| What is asked |
Go through the entries one line at a time, and gather every line that has the word "Session".
** BEGIN **
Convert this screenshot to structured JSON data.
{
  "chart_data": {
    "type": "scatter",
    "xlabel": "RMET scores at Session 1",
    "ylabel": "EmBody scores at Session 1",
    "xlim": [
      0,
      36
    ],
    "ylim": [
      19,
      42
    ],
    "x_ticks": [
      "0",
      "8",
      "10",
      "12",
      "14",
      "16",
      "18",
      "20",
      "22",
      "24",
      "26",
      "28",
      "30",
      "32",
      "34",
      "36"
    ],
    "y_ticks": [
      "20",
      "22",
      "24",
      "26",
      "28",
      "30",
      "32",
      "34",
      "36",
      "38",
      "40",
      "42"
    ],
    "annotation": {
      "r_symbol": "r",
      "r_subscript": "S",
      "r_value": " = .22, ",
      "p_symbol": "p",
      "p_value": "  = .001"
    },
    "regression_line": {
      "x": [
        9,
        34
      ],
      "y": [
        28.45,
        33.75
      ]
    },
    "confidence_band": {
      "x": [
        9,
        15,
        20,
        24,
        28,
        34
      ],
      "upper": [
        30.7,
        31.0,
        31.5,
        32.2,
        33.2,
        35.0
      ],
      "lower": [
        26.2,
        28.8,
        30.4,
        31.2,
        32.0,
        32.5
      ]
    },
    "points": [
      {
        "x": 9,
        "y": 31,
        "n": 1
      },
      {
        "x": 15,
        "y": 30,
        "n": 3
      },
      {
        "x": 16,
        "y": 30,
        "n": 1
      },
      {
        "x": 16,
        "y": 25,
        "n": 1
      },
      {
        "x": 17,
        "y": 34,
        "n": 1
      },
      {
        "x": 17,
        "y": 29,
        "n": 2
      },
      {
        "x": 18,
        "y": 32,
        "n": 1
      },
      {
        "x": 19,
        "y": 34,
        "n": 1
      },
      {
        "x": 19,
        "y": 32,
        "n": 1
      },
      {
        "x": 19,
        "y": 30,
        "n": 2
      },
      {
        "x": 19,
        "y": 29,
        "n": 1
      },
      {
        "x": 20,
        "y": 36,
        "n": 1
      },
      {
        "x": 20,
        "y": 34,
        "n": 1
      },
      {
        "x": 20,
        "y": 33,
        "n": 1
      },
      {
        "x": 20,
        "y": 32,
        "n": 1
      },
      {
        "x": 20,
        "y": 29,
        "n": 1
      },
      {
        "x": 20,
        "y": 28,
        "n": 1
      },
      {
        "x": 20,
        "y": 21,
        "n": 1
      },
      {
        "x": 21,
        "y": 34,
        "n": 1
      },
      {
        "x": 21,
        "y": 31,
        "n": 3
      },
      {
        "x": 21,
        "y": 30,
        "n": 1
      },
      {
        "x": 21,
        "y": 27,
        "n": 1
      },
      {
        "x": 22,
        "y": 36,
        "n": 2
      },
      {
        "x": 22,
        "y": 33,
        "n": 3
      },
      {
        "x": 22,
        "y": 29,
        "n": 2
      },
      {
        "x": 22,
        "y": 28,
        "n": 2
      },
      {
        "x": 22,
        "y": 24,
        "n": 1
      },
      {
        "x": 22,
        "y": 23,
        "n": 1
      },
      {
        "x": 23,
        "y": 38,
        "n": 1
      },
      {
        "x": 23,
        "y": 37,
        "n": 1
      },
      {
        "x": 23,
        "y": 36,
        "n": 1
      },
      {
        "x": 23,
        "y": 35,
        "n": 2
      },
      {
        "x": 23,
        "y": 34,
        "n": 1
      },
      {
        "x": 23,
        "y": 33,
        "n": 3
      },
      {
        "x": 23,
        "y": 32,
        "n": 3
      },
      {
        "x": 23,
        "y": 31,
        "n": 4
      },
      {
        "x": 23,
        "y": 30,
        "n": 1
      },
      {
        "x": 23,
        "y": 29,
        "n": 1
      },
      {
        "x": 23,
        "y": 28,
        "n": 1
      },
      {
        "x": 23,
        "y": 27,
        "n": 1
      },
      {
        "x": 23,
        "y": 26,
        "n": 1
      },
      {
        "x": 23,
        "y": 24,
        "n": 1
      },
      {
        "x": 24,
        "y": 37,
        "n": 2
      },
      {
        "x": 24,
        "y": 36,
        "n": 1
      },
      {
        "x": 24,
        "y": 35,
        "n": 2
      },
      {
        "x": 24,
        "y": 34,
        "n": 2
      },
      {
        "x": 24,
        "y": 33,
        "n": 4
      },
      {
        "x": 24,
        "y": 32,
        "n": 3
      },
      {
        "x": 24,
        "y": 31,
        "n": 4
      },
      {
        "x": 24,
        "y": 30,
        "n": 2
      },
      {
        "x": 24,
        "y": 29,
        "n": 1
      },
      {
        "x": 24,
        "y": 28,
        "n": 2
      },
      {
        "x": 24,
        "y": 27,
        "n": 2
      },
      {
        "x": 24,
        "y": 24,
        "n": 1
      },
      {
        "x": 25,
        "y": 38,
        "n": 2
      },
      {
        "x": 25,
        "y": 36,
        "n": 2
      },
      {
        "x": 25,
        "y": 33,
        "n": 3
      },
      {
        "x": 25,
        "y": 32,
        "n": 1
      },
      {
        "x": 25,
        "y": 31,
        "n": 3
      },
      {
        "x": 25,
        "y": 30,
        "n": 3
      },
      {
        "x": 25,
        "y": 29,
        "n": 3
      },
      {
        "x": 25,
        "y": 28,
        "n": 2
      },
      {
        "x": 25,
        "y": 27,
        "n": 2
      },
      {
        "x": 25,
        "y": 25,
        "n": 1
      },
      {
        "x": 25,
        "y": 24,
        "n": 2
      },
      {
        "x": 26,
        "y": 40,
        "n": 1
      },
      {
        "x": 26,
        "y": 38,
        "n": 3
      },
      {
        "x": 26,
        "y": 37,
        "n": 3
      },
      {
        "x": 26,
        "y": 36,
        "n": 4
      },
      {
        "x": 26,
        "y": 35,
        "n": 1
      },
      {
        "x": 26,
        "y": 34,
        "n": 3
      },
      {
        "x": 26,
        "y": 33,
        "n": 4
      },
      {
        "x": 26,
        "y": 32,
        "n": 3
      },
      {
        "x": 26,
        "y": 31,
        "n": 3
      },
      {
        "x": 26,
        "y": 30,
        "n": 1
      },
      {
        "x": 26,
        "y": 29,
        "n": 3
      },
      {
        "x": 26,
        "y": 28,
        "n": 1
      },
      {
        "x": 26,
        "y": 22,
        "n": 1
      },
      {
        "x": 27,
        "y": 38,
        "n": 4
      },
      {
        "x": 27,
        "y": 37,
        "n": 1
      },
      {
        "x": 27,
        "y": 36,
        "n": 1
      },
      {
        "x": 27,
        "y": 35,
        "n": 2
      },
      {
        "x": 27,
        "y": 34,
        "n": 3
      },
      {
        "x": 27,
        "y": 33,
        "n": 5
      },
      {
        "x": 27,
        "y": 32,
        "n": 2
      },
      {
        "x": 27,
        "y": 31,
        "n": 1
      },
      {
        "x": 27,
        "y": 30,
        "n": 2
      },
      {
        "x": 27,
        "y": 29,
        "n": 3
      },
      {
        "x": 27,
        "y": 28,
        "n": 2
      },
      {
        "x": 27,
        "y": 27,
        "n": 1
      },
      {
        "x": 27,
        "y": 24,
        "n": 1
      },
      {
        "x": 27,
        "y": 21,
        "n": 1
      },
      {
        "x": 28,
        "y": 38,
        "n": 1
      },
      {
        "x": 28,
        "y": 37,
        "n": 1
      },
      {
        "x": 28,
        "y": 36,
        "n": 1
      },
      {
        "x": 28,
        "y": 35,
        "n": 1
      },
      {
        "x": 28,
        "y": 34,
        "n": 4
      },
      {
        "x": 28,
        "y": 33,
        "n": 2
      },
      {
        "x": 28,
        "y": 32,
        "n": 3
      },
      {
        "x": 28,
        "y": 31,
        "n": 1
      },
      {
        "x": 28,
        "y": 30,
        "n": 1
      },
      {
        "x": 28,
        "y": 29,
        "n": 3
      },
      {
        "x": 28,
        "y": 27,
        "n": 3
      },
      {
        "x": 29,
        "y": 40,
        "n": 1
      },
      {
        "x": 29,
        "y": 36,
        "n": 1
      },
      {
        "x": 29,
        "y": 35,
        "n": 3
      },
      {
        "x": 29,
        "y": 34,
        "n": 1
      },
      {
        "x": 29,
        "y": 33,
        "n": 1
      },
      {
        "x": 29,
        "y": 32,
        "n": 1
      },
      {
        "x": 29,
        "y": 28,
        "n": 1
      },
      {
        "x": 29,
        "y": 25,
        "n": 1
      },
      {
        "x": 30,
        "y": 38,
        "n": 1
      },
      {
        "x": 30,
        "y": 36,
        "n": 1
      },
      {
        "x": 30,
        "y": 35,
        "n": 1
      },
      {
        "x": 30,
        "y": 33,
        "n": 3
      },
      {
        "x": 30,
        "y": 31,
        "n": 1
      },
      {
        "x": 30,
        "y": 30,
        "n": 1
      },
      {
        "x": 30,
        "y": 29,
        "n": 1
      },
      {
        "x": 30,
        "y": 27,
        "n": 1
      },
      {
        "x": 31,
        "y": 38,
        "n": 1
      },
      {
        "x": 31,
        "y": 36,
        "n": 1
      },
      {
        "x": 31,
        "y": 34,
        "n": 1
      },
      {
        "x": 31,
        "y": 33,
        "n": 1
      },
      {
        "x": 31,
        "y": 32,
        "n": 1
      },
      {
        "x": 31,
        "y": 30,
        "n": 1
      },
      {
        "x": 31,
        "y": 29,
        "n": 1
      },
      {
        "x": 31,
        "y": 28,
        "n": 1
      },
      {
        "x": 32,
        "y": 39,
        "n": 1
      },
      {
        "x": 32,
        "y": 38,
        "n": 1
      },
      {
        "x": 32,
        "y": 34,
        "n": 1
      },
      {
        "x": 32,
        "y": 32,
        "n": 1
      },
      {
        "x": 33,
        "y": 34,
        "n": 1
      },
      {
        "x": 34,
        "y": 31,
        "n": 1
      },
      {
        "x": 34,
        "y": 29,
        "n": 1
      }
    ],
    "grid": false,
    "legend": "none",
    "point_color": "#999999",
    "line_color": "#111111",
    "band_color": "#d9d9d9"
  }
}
** END **
| Answer to the problem |
    "xlabel": "RMET scores at Session 1",
    "ylabel": "EmBody scores at Session 1",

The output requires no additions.